*Your goal*: In the pull request thread below, turn the paragraph that begins "get_last_lr was introduced" into a short bulleted list that keeps its main facts.

Update lr_finder.py #42

yongduek · 2020-05-11T14:15:42Z

I was looking for a pytorch lrfinder. Very nice and thank you for sharing them.

When lr_finder.history[\'lr\'] was printed out, it did not start with the initial learning rate set in the optimizer declaration. So two things seem to be modified to make it happen.

Order change: get_lr() before append to history.
Function change: get_last_lr() to get the latest lr. This seems to be a recent change in pytorch.

    self.history["lr"].append(lr_schedule.get_last_lr()[0])
    lr_schedule.step()

self.last_epoch does not need to be incremented in ExponentialLR and LinearLR

class ExponentialLR(_LRScheduler):
    def get_lr(self):
        curr_iter = self.last_epoch # + 1
        r = curr_iter / self.num_iter
        return [base_lr * (self.end_lr / base_lr) ** r for base_lr in self.base_lrs]

From inspection, super().__init__() calls step() within _LRScheduler, then step() calls get_lr() to update the values. The results are saved in variables in the base class (_LRScheduler).
The lastly updated learning rate (or list of lrs) are retrieved by get_last_lr(). This is reportedly the recent pytorch way of using it.

davidtvs · 2020-05-17T16:07:20Z

Thanks for the PR!

The order of the call to get_lr and step is definitely wrong
get_last_lr was introduced in v1.4.0 of PyTorch. I would prefer not to use it unless it's absolutely needed so that we can keep supporting older versions of PyTorch (currently this package runs on v0.4.1 onwards).
I tried this and it didn't seem to work. I ran the experiment with these settings:

# what's not visible here comes from the lrfinder_mnist example
optimizer = optim.SGD(model.parameters(), lr=0.001, momentum=0.5)
lr_finder = LRFinder(model, optimizer, criterion, device="cuda")
lr_finder.range_test(trainloader, end_lr=10, num_iter=5, step_mode="exp")

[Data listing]
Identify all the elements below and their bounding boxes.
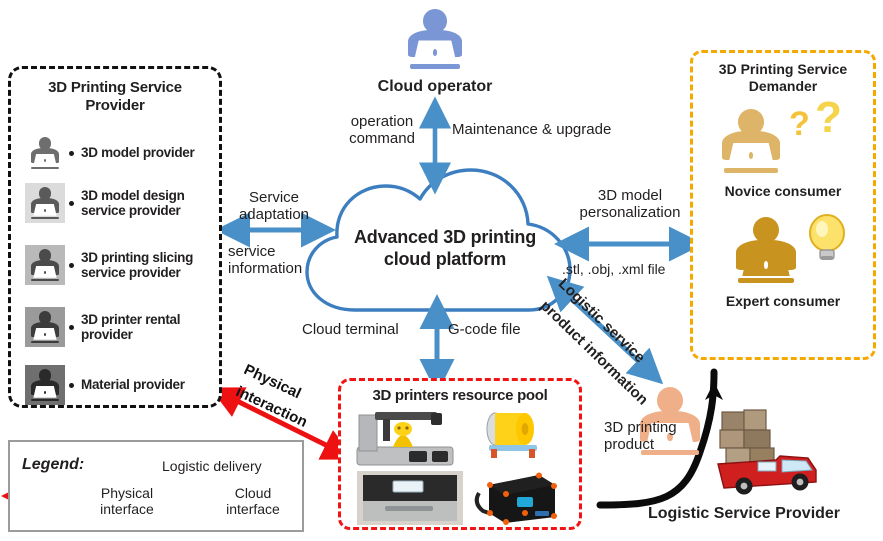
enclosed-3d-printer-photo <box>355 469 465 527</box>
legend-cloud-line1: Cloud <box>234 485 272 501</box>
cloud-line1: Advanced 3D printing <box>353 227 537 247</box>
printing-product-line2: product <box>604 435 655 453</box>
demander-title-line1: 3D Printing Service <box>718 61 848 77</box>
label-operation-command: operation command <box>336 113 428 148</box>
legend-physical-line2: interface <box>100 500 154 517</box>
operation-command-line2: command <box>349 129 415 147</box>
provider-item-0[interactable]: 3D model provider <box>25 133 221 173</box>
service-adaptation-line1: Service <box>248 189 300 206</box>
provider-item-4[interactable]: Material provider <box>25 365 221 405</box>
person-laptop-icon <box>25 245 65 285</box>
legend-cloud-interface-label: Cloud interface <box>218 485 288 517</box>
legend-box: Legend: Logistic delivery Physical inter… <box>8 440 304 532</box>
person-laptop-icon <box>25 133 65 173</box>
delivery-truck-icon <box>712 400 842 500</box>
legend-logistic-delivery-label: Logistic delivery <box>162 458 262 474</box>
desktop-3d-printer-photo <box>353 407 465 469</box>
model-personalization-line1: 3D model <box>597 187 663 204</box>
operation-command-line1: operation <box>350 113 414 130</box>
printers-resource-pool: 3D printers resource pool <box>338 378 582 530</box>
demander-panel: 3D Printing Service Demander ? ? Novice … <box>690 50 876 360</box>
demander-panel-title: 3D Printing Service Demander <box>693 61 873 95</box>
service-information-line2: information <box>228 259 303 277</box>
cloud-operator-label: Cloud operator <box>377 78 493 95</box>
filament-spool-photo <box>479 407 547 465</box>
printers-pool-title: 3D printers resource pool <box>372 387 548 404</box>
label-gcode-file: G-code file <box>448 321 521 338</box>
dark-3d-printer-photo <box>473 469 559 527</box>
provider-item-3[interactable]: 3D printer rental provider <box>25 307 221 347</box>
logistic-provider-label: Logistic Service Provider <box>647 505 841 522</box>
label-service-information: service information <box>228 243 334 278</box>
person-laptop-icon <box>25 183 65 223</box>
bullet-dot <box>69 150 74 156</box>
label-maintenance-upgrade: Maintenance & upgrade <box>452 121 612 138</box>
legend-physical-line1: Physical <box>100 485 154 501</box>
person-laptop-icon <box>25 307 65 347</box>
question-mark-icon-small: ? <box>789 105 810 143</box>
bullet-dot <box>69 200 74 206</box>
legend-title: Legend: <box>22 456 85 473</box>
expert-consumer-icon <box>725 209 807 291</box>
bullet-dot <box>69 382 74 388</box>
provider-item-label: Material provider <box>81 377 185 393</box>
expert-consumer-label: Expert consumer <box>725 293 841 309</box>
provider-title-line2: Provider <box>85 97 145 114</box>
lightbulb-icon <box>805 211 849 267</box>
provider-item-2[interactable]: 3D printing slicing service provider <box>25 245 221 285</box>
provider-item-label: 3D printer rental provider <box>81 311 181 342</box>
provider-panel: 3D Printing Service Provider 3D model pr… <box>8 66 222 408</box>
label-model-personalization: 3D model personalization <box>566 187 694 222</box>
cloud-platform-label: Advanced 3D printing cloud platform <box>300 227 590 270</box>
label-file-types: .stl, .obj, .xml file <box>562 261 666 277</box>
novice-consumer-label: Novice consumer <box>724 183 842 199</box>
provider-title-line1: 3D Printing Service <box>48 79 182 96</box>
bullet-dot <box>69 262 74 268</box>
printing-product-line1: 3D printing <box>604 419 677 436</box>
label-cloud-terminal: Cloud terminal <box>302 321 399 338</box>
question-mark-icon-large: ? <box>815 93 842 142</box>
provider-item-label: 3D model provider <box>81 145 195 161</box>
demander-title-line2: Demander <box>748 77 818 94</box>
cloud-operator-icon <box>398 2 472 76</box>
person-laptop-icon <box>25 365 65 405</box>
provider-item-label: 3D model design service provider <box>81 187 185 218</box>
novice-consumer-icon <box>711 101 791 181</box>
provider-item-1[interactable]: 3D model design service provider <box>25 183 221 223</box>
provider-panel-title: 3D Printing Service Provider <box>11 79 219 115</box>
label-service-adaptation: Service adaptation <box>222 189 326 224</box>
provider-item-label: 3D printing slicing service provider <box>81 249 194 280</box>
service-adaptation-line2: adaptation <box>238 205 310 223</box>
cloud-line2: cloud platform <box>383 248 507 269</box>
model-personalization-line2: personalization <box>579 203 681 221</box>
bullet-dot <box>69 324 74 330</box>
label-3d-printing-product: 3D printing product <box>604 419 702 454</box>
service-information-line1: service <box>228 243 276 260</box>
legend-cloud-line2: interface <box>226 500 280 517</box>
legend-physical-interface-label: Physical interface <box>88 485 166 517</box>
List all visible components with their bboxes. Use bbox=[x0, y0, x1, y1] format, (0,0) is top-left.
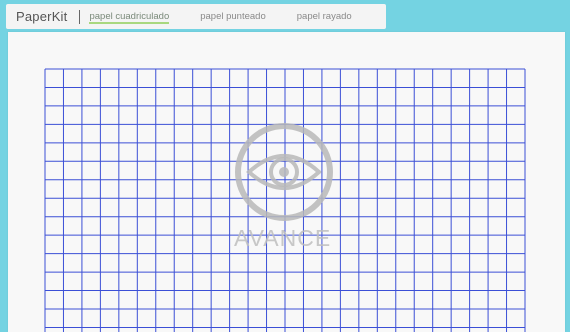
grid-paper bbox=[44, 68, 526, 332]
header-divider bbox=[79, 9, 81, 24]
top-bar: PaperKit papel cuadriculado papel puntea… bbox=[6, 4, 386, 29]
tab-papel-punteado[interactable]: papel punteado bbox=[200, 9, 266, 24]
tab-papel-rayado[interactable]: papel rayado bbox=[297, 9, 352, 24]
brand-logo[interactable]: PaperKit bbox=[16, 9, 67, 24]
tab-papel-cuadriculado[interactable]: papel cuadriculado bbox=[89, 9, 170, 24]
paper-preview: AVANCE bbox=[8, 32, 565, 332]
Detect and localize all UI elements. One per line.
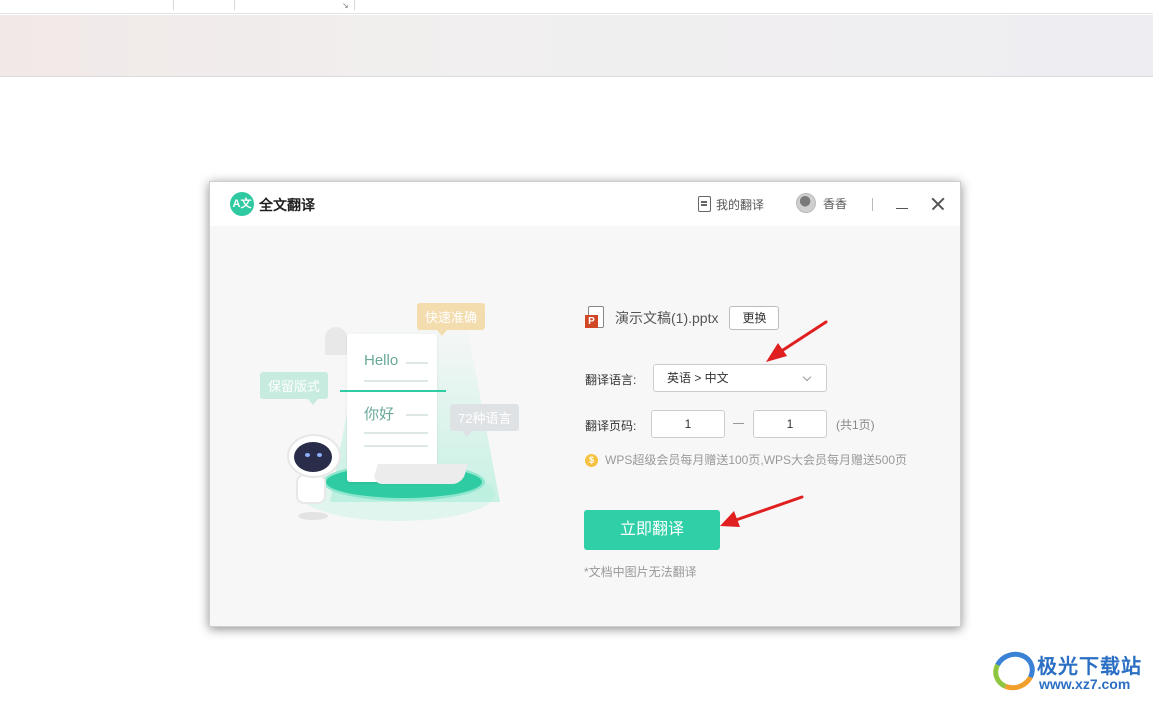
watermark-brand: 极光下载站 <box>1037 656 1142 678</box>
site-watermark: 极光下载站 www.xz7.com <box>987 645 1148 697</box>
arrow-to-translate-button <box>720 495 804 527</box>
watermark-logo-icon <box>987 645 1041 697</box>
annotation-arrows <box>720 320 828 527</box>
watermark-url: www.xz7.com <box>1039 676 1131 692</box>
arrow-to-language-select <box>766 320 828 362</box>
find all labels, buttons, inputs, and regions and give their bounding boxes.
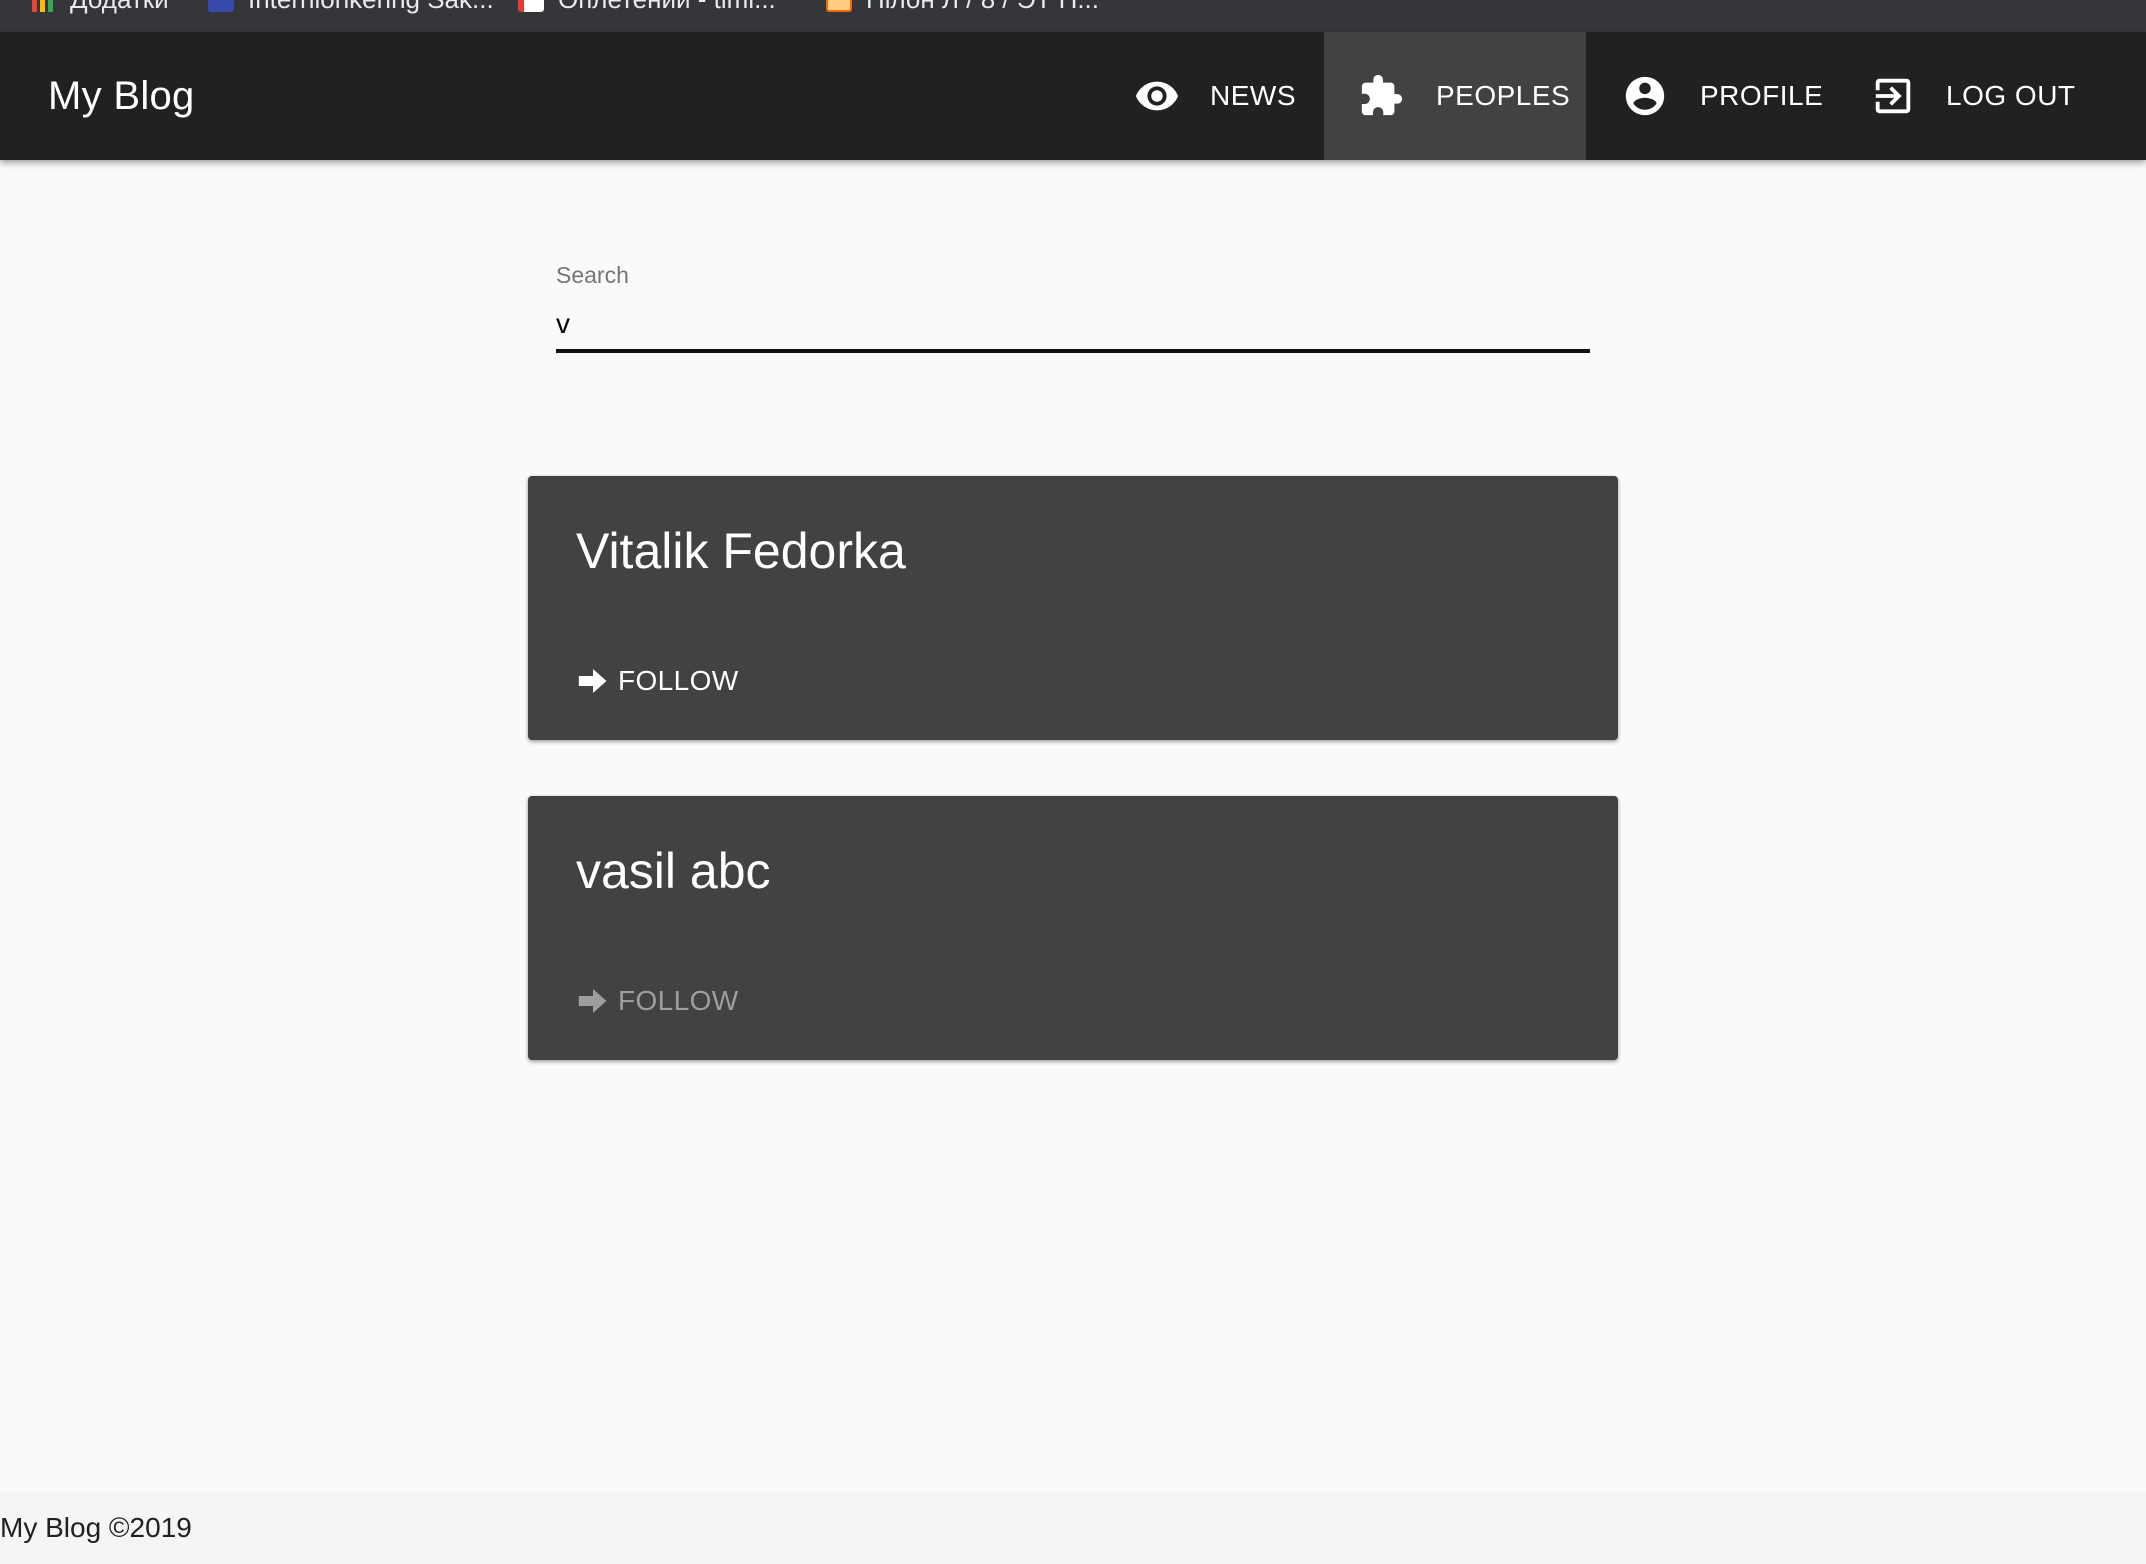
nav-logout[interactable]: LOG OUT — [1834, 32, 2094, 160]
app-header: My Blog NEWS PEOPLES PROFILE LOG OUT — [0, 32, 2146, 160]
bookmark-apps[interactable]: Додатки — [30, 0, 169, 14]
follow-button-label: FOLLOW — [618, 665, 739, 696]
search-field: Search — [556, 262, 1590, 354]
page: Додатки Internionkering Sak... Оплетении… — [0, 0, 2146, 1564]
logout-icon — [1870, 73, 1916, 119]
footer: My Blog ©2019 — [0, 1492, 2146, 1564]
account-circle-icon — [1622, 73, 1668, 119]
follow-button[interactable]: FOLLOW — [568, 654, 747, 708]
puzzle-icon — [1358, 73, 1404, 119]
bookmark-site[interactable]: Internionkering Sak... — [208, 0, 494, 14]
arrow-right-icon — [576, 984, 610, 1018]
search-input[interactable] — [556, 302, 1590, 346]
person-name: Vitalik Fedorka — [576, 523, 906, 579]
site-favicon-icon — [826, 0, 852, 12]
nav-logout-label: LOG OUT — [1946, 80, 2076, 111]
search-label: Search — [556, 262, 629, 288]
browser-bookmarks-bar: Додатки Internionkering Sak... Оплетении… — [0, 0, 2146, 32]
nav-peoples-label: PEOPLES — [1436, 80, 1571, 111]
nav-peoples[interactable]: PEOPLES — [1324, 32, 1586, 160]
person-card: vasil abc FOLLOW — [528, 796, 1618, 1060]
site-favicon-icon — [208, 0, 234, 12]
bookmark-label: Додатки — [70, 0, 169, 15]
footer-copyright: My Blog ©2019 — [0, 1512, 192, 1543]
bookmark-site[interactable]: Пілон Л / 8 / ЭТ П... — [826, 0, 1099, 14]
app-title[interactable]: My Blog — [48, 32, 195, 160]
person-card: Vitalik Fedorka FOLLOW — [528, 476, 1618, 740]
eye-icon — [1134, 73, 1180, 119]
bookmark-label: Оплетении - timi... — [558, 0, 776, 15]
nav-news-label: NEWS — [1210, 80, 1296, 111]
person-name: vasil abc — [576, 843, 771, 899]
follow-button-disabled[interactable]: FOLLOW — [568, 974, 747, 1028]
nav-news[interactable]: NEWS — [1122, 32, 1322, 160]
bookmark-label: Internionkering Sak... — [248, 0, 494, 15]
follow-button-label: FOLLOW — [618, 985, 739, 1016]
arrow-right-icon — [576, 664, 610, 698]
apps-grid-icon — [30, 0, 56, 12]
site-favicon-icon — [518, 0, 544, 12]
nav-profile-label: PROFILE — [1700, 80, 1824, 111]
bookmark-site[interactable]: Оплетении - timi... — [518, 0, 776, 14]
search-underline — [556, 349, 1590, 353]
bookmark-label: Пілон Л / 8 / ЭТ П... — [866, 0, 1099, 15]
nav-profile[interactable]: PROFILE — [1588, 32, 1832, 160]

*Response to the exercise*:
- get_last_lr was added in PyTorch v1.4.0.
- The writer prefers not to use it unless it is absolutely needed.
- Avoiding it keeps support for older PyTorch versions. The package currently runs on v0.4.1 onward.